__What the task requires__
You are to retype all of the data exactly as it appears.

__Material to process__
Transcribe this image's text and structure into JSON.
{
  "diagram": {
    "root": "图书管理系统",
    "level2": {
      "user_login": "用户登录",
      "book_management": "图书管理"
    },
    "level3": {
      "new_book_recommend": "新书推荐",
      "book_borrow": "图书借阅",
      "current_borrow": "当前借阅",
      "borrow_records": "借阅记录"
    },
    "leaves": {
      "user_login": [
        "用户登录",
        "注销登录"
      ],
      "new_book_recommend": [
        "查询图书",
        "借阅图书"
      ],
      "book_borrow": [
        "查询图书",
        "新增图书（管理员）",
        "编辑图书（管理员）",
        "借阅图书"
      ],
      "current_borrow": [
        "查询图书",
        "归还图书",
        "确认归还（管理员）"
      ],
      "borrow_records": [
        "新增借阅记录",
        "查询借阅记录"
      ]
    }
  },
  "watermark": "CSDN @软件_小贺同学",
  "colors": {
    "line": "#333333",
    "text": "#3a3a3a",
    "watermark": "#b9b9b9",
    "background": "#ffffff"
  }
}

__Written solution__
Transcribe this image's text and structure into JSON.
{
  "diagram": {
    "root": "图书管理系统",
    "level2": {
      "user_login": "用户登录",
      "book_management": "图书管理"
    },
    "level3": {
      "new_book_recommend": "新书推荐",
      "book_borrow": "图书借阅",
      "current_borrow": "当前借阅",
      "borrow_records": "借阅记录"
    },
    "leaves": {
      "user_login": [
        "用户登录",
        "注销登录"
      ],
      "new_book_recommend": [
        "查询图书",
        "借阅图书"
      ],
      "book_borrow": [
        "查询图书",
        "新增图书（管理员）",
        "编辑图书（管理员）",
        "借阅图书"
      ],
      "current_borrow": [
        "查询图书",
        "归还图书",
        "确认归还（管理员）"
      ],
      "borrow_records": [
        "新增借阅记录",
        "查询借阅记录"
      ]
    }
  },
  "watermark": "CSDN @软件_小贺同学",
  "colors": {
    "line": "#333333",
    "text": "#3a3a3a",
    "watermark": "#b9b9b9",
    "background": "#ffffff"
  }
}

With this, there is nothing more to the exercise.